* EXERCISE AIM *
All entries below are to be set down again, identical to the source.

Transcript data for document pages
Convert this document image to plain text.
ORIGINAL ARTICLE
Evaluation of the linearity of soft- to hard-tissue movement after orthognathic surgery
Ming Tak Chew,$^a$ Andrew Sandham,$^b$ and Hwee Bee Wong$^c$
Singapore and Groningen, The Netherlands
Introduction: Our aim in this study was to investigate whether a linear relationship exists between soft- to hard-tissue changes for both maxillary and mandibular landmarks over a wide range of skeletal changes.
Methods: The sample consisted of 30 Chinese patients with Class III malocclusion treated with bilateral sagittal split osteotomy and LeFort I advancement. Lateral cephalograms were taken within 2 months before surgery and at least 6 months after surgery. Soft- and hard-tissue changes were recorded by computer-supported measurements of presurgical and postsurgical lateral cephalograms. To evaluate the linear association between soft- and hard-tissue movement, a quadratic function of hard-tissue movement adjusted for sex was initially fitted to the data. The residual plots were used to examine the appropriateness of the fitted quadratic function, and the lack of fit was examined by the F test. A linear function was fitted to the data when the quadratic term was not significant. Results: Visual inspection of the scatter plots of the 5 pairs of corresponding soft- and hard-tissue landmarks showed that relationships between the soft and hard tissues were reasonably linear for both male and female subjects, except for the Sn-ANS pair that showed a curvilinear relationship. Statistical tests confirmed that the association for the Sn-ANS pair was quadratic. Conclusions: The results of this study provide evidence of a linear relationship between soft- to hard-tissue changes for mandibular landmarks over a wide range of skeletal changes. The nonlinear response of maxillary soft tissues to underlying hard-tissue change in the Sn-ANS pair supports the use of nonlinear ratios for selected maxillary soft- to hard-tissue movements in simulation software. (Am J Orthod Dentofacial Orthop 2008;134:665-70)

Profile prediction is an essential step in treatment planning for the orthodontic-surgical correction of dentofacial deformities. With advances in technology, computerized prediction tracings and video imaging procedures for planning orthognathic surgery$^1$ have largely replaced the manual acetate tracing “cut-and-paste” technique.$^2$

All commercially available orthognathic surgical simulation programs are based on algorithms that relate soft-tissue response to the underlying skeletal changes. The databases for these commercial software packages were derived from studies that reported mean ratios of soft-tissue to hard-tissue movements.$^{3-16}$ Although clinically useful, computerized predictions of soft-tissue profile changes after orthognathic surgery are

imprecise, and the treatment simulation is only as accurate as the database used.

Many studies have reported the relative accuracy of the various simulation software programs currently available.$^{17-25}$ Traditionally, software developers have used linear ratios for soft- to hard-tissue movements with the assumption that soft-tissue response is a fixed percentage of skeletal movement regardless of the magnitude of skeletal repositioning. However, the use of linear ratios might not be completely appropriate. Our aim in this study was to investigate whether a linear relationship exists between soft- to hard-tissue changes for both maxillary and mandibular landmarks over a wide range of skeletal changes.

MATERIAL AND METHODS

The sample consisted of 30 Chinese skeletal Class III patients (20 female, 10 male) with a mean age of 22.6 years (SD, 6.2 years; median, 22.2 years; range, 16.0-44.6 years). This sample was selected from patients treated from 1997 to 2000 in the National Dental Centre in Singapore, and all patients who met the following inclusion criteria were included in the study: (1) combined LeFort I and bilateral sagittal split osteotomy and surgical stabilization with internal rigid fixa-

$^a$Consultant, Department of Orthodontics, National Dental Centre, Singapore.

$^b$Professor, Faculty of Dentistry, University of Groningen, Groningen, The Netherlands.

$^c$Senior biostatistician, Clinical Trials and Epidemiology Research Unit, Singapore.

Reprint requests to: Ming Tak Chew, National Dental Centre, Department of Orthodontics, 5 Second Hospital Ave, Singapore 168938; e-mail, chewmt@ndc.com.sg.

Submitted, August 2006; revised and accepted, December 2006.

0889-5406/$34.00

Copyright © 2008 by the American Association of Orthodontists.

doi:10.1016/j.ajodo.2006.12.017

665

* EXPECTED ANSWER *
Convert this document image to plain text.
ORIGINAL ARTICLE
Evaluation of the linearity of soft- to hard-tissue movement after orthognathic surgery
Ming Tak Chew,$^a$ Andrew Sandham,$^b$ and Hwee Bee Wong$^c$
Singapore and Groningen, The Netherlands
Introduction: Our aim in this study was to investigate whether a linear relationship exists between soft- to hard-tissue changes for both maxillary and mandibular landmarks over a wide range of skeletal changes.
Methods: The sample consisted of 30 Chinese patients with Class III malocclusion treated with bilateral sagittal split osteotomy and LeFort I advancement. Lateral cephalograms were taken within 2 months before surgery and at least 6 months after surgery. Soft- and hard-tissue changes were recorded by computer-supported measurements of presurgical and postsurgical lateral cephalograms. To evaluate the linear association between soft- and hard-tissue movement, a quadratic function of hard-tissue movement adjusted for sex was initially fitted to the data. The residual plots were used to examine the appropriateness of the fitted quadratic function, and the lack of fit was examined by the F test. A linear function was fitted to the data when the quadratic term was not significant. Results: Visual inspection of the scatter plots of the 5 pairs of corresponding soft- and hard-tissue landmarks showed that relationships between the soft and hard tissues were reasonably linear for both male and female subjects, except for the Sn-ANS pair that showed a curvilinear relationship. Statistical tests confirmed that the association for the Sn-ANS pair was quadratic. Conclusions: The results of this study provide evidence of a linear relationship between soft- to hard-tissue changes for mandibular landmarks over a wide range of skeletal changes. The nonlinear response of maxillary soft tissues to underlying hard-tissue change in the Sn-ANS pair supports the use of nonlinear ratios for selected maxillary soft- to hard-tissue movements in simulation software. (Am J Orthod Dentofacial Orthop 2008;134:665-70)

Profile prediction is an essential step in treatment planning for the orthodontic-surgical correction of dentofacial deformities. With advances in technology, computerized prediction tracings and video imaging procedures for planning orthognathic surgery$^1$ have largely replaced the manual acetate tracing “cut-and-paste” technique.$^2$

All commercially available orthognathic surgical simulation programs are based on algorithms that relate soft-tissue response to the underlying skeletal changes. The databases for these commercial software packages were derived from studies that reported mean ratios of soft-tissue to hard-tissue movements.$^{3-16}$ Although clinically useful, computerized predictions of soft-tissue profile changes after orthognathic surgery are

imprecise, and the treatment simulation is only as accurate as the database used.

Many studies have reported the relative accuracy of the various simulation software programs currently available.$^{17-25}$ Traditionally, software developers have used linear ratios for soft- to hard-tissue movements with the assumption that soft-tissue response is a fixed percentage of skeletal movement regardless of the magnitude of skeletal repositioning. However, the use of linear ratios might not be completely appropriate. Our aim in this study was to investigate whether a linear relationship exists between soft- to hard-tissue changes for both maxillary and mandibular landmarks over a wide range of skeletal changes.

MATERIAL AND METHODS

The sample consisted of 30 Chinese skeletal Class III patients (20 female, 10 male) with a mean age of 22.6 years (SD, 6.2 years; median, 22.2 years; range, 16.0-44.6 years). This sample was selected from patients treated from 1997 to 2000 in the National Dental Centre in Singapore, and all patients who met the following inclusion criteria were included in the study: (1) combined LeFort I and bilateral sagittal split osteotomy and surgical stabilization with internal rigid fixa-

$^a$Consultant, Department of Orthodontics, National Dental Centre, Singapore.

$^b$Professor, Faculty of Dentistry, University of Groningen, Groningen, The Netherlands.

$^c$Senior biostatistician, Clinical Trials and Epidemiology Research Unit, Singapore.

Reprint requests to: Ming Tak Chew, National Dental Centre, Department of Orthodontics, 5 Second Hospital Ave, Singapore 168938; e-mail, chewmt@ndc.com.sg.

Submitted, August 2006; revised and accepted, December 2006.

0889-5406/$34.00

Copyright © 2008 by the American Association of Orthodontists.

doi:10.1016/j.ajodo.2006.12.017

665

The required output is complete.